* Directions
Your job is to retype all of the data word for word, leaving every image out.

Dataset items
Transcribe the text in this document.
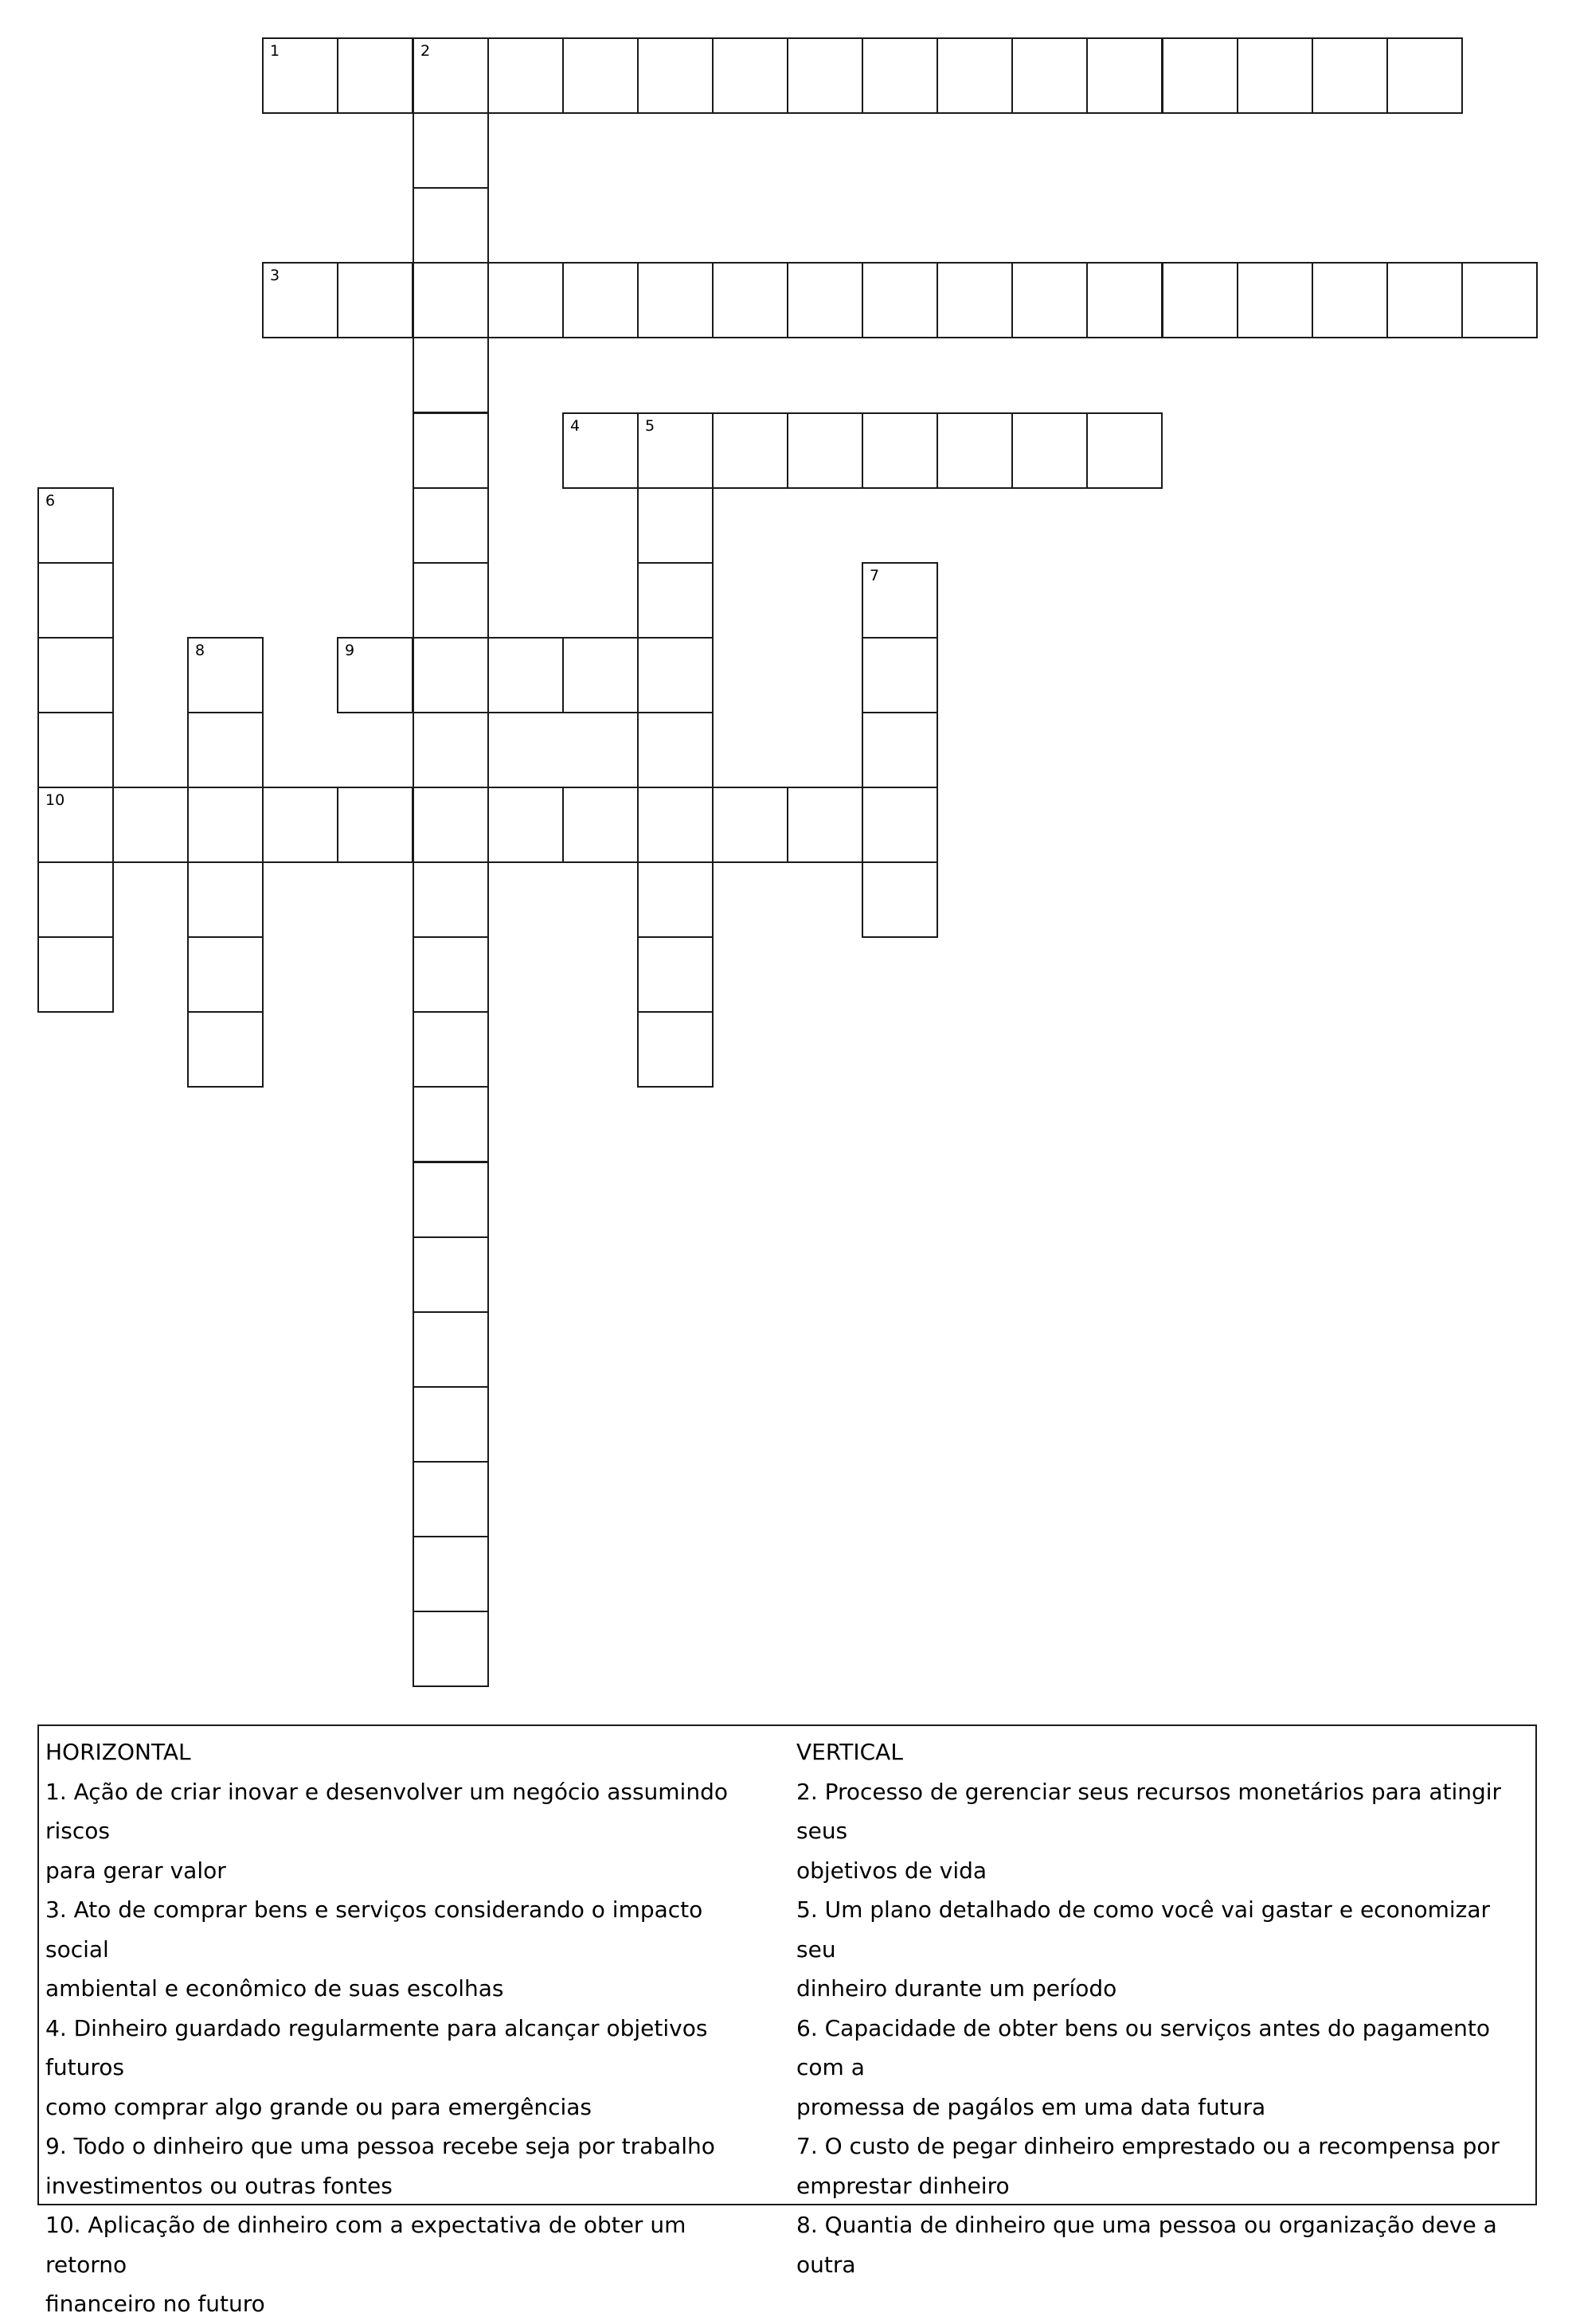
1	2
3
4	5
6
7
8	9
10
HORIZONTAL
1. Ação de criar inovar e desenvolver um negócio assumindo riscos
para gerar valor
3. Ato de comprar bens e serviços considerando o impacto social
ambiental e econômico de suas escolhas
4. Dinheiro guardado regularmente para alcançar objetivos futuros
como comprar algo grande ou para emergências
9. Todo o dinheiro que uma pessoa recebe seja por trabalho
investimentos ou outras fontes
10. Aplicação de dinheiro com a expectativa de obter um retorno
financeiro no futuro
VERTICAL
2. Processo de gerenciar seus recursos monetários para atingir seus
objetivos de vida
5. Um plano detalhado de como você vai gastar e economizar seu
dinheiro durante um período
6. Capacidade de obter bens ou serviços antes do pagamento com a
promessa de pagálos em uma data futura
7. O custo de pegar dinheiro emprestado ou a recompensa por
emprestar dinheiro
8. Quantia de dinheiro que uma pessoa ou organização deve a outra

* Complete answer
Transcribe the text in this document.
1	2
3
4	5
6
7
8	9
10
HORIZONTAL
1. Ação de criar inovar e desenvolver um negócio assumindo riscos
para gerar valor
3. Ato de comprar bens e serviços considerando o impacto social
ambiental e econômico de suas escolhas
4. Dinheiro guardado regularmente para alcançar objetivos futuros
como comprar algo grande ou para emergências
9. Todo o dinheiro que uma pessoa recebe seja por trabalho
investimentos ou outras fontes
10. Aplicação de dinheiro com a expectativa de obter um retorno
financeiro no futuro
VERTICAL
2. Processo de gerenciar seus recursos monetários para atingir seus
objetivos de vida
5. Um plano detalhado de como você vai gastar e economizar seu
dinheiro durante um período
6. Capacidade de obter bens ou serviços antes do pagamento com a
promessa de pagálos em uma data futura
7. O custo de pegar dinheiro emprestado ou a recompensa por
emprestar dinheiro
8. Quantia de dinheiro que uma pessoa ou organização deve a outra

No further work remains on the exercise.